[[ Document excerpt open ]]
PARADOXICAL EFFECTS OF CHEMOTHERAPIES
D’Alterio et al16 reviewed in 2020 the paradoxical pro-metastatic effects of chemotherapy. In summary, the authors stated that the “therapeutic efficacy on the primary tumor may in fact be counter balanced by the induction of tumor/host reactive responses supportive for survival and dissemination of cancer cell subpopulations”.
In several tumor types, chemotherapy has failed to counteract and control metastatic dissemination even when a partial or complete primary tumor response has been achieved.17 Consequently, patients develop distant metastases despite efficient local disease control.18 Therefore, the broader detrimental effects of chemotherapy must be considered when developing PDs.
[[ Document excerpt closed ]]
[[ Source data open ]]
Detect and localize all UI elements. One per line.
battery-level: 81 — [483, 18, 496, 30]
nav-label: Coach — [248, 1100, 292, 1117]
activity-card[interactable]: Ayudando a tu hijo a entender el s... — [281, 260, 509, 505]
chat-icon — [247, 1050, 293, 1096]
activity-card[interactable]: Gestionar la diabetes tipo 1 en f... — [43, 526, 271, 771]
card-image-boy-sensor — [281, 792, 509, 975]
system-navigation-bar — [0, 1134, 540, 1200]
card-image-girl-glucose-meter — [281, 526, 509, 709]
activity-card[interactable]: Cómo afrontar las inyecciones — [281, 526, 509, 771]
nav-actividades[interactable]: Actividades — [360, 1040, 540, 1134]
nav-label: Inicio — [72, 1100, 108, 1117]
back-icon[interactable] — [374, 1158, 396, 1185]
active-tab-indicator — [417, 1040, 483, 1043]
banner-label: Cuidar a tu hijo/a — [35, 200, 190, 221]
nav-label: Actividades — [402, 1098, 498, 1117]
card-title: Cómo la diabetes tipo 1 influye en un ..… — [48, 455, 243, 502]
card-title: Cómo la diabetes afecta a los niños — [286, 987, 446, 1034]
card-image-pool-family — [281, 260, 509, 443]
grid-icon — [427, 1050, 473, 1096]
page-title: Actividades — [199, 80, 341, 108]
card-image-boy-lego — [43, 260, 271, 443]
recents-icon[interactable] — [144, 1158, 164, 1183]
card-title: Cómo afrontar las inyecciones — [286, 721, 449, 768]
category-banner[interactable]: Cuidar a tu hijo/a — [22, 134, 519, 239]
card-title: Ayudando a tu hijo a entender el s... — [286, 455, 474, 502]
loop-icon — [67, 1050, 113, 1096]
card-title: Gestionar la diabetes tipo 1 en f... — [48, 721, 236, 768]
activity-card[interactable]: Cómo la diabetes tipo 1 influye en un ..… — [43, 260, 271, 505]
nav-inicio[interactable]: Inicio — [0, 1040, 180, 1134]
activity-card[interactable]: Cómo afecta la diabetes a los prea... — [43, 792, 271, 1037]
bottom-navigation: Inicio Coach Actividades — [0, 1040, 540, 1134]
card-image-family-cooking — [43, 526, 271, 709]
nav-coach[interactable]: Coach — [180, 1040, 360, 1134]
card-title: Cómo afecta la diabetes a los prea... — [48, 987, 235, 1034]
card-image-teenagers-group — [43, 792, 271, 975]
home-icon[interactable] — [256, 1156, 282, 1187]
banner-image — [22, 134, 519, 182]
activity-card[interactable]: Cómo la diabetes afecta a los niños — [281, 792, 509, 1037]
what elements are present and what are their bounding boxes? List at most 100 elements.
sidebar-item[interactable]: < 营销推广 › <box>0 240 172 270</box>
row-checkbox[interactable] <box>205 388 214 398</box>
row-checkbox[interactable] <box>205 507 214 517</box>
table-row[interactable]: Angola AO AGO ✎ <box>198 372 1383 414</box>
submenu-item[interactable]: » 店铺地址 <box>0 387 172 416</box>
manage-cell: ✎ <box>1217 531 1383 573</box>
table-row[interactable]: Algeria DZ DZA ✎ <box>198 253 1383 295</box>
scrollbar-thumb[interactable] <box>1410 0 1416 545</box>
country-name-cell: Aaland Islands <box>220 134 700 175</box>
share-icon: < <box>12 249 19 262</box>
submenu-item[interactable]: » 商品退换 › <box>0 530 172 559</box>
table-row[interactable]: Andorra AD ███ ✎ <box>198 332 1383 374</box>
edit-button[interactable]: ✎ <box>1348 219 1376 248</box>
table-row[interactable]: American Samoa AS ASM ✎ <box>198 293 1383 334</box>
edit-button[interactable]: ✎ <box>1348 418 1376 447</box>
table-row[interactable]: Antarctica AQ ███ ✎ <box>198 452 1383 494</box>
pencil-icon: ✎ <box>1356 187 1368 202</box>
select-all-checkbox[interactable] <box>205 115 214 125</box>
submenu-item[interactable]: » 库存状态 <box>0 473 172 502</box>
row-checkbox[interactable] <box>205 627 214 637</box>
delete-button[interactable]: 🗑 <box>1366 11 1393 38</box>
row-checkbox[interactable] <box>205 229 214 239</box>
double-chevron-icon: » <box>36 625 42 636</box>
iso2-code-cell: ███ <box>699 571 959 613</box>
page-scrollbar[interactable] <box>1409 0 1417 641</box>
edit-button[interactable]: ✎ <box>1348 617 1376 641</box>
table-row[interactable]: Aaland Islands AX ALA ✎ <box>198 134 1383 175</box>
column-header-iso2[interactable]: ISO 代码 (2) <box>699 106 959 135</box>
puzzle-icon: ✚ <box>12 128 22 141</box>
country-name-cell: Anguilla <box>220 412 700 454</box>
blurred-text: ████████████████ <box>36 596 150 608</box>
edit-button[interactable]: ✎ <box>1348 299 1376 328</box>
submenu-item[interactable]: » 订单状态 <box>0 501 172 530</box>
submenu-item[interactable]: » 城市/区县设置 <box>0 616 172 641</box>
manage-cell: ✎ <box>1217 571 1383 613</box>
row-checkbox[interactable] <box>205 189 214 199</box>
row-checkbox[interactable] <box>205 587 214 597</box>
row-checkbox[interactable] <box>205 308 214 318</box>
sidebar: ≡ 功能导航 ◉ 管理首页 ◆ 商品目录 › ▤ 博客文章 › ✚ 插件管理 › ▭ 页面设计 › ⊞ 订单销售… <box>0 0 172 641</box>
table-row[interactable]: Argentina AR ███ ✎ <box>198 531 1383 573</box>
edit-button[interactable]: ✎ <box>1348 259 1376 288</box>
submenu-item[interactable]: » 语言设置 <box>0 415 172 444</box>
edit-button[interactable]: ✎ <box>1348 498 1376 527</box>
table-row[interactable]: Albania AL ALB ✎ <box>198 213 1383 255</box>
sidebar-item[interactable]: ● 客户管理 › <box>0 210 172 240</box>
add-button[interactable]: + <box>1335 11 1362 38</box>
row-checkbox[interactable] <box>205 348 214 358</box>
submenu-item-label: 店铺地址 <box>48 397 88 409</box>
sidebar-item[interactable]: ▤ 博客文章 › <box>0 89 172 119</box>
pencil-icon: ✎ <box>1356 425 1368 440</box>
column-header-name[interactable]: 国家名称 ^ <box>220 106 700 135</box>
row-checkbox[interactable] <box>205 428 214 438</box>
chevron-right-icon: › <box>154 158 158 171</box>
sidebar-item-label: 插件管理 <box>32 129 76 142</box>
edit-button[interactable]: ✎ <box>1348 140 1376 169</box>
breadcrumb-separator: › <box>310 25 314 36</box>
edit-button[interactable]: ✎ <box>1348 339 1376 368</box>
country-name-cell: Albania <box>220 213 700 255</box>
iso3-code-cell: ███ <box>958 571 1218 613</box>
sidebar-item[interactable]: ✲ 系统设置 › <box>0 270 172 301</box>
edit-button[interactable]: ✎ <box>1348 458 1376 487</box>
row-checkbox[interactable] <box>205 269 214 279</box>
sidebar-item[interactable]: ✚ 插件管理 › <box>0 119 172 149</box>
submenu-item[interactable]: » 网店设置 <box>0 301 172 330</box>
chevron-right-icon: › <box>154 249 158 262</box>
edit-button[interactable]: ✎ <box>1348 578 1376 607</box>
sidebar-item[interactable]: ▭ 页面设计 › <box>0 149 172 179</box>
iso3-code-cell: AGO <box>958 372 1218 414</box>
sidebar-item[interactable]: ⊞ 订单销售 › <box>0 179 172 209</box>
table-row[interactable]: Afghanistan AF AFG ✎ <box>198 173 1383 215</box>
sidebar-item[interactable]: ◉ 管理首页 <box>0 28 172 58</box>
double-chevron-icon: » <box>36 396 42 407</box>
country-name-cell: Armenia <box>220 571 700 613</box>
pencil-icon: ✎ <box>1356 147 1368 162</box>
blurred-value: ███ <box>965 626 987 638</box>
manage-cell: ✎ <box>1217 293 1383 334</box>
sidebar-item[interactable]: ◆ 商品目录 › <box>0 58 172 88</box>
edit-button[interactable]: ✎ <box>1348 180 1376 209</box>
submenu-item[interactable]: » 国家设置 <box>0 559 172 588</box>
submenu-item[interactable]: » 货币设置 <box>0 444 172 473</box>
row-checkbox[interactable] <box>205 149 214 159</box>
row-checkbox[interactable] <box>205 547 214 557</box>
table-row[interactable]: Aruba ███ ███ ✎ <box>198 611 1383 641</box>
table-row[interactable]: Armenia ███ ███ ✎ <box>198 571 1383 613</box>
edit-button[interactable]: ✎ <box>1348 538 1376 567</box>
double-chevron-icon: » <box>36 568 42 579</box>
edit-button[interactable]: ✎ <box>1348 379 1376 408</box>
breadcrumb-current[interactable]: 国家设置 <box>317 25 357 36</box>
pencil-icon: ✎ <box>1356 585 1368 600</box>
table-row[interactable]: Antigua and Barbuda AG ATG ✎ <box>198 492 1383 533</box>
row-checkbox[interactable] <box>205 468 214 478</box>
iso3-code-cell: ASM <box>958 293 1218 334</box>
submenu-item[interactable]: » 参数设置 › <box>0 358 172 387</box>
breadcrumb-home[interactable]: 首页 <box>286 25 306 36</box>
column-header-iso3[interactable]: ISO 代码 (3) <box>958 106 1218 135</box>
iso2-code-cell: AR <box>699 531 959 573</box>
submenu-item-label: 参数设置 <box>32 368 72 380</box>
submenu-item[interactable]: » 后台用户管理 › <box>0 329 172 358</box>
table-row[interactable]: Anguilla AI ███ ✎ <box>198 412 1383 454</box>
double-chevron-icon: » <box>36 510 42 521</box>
[[ Source data closed ]]
Tasks for this exercise ::
- 1) According to the excerpt on paradoxical effects of chemotherapy, why must the broader detrimental effects of chemotherapy be considered when developing PDs? Answer in one to three sentences.
- 2) Please write the text that follows the last sentence of the excerpt on paradoxical effects of chemotherapy.

Answers by item ::
- 1) In several tumor types, chemotherapy has failed to counteract and control metastatic dissemination even when a partial or complete primary tumor response was achieved. As a result, patients develop distant metastases despite efficient local disease control.

- 2)
At the primary tumor site, chemotherapy induces cell selection from the intra-tumor heterogeneity of specific clones or cellular subsets possessing intrinsic drug resistance.19,20 In addition, specific subsets of cancer stem cells (CSC) have been shown to self-renew and have an increased ability to initiate and sustain primary tumors.21,22,23
Further, extrinsic resistance can also develop stimulated by the microenvironment, directly activating CSC self-renewal pathways, leading to the induction of the epithelial-mesenchymal transition (EMT), giving tumor cells enhanced disseminating properties, CSC features, and chemoresistance.24,25 EMT links chemoresistance and metastatic potential, although this connection is not fully understood.26
D’Alterio et al16 classified the paradoxical role of chemotherapy in metastasis according to various settings: selection/ generation of disseminating CSC both via tumor- and stromalmediated mechanisms; mobilization and recruitment of pro-tumorigenic immune cell subsets; regulation of circulating tumor cells (CTC) phenotype, and contribution to the generation of pro-metastatic niches favoring extravasation or survival and proliferation at distant sites.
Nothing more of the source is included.